TASK OBJECTIVE: State how many lines of the entries include the string "ylabel", please, leaving out everything but the number.
---+---
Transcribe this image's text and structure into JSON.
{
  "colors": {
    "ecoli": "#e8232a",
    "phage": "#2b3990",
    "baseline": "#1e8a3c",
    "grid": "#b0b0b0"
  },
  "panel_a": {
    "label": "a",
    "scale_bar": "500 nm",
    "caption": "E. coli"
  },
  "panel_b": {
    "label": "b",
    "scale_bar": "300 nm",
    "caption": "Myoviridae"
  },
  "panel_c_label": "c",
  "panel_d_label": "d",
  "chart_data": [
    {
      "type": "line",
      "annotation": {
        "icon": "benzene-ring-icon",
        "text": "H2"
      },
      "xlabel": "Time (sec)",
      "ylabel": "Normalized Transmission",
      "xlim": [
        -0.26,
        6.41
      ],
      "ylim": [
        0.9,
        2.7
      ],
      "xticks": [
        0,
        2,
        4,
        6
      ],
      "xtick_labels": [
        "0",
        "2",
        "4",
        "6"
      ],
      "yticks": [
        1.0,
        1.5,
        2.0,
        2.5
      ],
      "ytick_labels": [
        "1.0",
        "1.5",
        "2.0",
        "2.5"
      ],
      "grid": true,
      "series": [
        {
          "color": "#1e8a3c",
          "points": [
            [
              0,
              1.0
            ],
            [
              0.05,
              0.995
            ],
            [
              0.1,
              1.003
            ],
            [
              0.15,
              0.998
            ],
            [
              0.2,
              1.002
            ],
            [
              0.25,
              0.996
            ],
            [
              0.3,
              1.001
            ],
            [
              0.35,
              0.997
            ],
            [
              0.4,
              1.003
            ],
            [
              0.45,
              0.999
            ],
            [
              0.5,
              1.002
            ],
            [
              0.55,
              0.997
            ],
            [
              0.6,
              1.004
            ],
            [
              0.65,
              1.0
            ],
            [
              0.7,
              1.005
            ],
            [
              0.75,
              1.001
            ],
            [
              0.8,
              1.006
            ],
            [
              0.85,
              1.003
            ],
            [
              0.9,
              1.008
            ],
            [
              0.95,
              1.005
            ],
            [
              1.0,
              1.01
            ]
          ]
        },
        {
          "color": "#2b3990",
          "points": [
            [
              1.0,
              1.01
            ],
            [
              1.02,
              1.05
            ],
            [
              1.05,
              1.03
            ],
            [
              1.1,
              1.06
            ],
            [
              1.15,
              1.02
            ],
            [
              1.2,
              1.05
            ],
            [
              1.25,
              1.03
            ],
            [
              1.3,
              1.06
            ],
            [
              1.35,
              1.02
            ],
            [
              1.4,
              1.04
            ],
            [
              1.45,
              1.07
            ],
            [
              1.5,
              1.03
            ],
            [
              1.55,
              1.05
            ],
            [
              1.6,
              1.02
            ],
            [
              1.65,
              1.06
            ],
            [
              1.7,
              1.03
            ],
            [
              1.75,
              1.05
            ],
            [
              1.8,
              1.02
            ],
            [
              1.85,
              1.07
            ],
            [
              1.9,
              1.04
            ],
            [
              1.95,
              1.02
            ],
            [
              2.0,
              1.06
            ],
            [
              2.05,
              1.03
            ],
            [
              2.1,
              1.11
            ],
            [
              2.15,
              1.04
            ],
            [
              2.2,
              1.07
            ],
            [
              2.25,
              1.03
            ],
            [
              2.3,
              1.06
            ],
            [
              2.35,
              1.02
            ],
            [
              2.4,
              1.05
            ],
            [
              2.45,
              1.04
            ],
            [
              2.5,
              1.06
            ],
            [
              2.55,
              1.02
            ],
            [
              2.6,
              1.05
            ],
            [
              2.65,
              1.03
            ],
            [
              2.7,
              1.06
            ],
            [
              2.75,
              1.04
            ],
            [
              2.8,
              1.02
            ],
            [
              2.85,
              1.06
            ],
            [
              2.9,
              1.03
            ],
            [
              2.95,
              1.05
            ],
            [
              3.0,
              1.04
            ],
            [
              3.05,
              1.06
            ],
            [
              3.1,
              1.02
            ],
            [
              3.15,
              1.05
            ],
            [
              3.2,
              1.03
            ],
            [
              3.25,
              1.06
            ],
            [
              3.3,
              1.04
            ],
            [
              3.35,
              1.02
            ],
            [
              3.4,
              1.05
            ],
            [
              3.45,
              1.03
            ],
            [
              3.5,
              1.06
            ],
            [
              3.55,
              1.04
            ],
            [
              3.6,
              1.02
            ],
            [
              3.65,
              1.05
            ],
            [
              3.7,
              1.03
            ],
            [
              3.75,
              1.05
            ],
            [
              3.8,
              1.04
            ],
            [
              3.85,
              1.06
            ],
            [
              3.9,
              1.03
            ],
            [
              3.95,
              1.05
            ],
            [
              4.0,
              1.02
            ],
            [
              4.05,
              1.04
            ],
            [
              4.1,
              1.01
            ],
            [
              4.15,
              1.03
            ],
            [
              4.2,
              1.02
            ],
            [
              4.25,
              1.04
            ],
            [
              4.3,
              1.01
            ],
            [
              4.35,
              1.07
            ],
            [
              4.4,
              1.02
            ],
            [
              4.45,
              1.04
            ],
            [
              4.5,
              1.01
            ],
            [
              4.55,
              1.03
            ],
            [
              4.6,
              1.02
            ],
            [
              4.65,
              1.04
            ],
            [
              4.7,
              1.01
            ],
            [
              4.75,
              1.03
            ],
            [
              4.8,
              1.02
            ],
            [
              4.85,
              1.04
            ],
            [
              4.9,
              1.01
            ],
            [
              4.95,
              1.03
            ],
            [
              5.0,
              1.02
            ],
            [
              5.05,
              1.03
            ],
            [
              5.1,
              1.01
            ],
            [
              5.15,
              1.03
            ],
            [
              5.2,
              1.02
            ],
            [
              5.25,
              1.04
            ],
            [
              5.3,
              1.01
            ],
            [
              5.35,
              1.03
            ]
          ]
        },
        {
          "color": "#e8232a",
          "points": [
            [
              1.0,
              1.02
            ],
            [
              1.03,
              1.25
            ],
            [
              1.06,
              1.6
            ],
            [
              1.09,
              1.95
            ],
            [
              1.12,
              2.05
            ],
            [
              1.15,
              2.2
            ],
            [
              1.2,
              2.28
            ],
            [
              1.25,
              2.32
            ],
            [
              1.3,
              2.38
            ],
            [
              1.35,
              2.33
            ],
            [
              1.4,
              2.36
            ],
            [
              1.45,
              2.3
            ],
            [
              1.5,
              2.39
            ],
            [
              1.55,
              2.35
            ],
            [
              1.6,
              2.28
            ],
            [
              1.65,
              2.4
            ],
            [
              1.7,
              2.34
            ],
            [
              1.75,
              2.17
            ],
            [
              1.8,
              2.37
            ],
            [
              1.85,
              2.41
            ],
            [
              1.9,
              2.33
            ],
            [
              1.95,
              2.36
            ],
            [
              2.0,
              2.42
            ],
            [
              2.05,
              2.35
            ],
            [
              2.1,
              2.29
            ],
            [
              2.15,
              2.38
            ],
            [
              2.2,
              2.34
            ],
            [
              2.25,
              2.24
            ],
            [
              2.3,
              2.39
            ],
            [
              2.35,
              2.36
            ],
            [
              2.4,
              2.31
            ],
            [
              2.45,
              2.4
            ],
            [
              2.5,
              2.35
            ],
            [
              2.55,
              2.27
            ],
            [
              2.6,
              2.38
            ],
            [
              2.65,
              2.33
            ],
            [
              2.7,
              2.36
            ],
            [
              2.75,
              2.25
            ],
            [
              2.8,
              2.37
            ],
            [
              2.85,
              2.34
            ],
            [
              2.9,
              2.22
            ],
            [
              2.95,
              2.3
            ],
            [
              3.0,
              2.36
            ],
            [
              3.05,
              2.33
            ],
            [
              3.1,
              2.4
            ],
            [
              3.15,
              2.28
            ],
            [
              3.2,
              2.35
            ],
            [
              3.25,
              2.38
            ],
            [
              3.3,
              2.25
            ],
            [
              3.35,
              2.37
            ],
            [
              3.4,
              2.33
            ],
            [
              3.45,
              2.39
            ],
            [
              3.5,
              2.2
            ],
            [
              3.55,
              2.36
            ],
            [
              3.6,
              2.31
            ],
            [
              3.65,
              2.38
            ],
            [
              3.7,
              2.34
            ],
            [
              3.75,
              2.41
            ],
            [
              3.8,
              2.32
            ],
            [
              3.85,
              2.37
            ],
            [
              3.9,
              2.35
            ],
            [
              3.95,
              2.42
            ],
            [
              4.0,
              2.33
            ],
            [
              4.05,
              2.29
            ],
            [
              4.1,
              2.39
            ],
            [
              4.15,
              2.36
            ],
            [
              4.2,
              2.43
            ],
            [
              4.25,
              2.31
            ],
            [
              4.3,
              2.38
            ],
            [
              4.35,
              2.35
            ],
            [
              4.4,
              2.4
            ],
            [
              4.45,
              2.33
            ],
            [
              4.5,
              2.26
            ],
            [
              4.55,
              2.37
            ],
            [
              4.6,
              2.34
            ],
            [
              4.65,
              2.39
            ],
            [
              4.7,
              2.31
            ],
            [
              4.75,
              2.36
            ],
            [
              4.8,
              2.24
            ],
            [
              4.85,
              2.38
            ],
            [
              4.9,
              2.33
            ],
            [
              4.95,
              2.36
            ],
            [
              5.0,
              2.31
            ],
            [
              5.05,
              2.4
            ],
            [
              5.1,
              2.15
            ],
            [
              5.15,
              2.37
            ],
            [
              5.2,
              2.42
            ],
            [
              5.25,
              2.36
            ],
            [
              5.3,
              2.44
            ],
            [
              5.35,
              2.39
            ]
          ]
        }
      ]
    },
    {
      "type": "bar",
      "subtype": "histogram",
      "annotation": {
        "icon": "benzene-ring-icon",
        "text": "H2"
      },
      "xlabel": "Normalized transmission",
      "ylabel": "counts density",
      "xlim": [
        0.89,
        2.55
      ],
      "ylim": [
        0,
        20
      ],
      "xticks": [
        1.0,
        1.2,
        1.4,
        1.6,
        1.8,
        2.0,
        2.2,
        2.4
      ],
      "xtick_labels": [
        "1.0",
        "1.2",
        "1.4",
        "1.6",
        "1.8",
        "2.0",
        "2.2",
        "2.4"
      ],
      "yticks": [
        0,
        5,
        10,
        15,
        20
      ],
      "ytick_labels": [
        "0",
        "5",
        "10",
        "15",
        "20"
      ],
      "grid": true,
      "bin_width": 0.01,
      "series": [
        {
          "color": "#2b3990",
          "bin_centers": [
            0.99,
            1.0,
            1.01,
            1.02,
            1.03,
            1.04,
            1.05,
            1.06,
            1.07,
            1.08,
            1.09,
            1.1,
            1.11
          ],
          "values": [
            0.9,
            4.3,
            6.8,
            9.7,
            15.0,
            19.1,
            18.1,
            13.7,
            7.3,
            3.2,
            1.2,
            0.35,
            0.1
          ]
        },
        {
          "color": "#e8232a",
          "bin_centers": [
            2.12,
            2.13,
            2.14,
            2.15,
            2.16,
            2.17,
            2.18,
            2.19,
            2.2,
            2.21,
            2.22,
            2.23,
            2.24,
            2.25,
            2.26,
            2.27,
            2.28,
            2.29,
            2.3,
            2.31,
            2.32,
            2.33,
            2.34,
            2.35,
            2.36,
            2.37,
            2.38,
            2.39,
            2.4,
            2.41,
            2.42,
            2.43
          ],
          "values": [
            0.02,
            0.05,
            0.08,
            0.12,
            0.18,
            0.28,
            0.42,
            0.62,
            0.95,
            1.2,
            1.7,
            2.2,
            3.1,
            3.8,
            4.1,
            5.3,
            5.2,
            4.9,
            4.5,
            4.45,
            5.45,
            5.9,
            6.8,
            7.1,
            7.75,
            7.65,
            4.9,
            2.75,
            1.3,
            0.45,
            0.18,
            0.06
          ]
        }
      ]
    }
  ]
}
---+---
RESULT OF THIS TASK: 2